◆ What the task requires
Each entry below is to be written out exactly, and the pictures are to be left out.

[Chart and figure data]
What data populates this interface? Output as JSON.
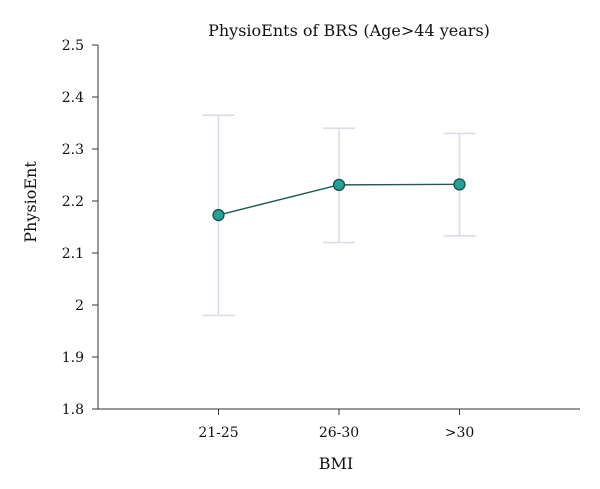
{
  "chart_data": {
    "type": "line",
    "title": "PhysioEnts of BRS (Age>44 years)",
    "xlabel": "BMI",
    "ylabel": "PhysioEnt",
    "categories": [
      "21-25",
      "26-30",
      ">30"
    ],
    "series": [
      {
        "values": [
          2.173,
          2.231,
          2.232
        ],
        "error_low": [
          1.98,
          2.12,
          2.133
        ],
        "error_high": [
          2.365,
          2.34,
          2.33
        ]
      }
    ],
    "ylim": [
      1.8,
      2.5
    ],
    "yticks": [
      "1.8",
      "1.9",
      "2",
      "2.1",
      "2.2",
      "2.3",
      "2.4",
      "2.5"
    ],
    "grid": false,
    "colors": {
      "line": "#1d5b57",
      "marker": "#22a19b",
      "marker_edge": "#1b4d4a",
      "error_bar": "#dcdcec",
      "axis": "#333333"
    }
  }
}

◆ Solution for this exercise
What data populates this interface? Output as JSON.
{
  "chart_data": {
    "type": "line",
    "title": "PhysioEnts of BRS (Age>44 years)",
    "xlabel": "BMI",
    "ylabel": "PhysioEnt",
    "categories": [
      "21-25",
      "26-30",
      ">30"
    ],
    "series": [
      {
        "values": [
          2.173,
          2.231,
          2.232
        ],
        "error_low": [
          1.98,
          2.12,
          2.133
        ],
        "error_high": [
          2.365,
          2.34,
          2.33
        ]
      }
    ],
    "ylim": [
      1.8,
      2.5
    ],
    "yticks": [
      "1.8",
      "1.9",
      "2",
      "2.1",
      "2.2",
      "2.3",
      "2.4",
      "2.5"
    ],
    "grid": false,
    "colors": {
      "line": "#1d5b57",
      "marker": "#22a19b",
      "marker_edge": "#1b4d4a",
      "error_bar": "#dcdcec",
      "axis": "#333333"
    }
  }
}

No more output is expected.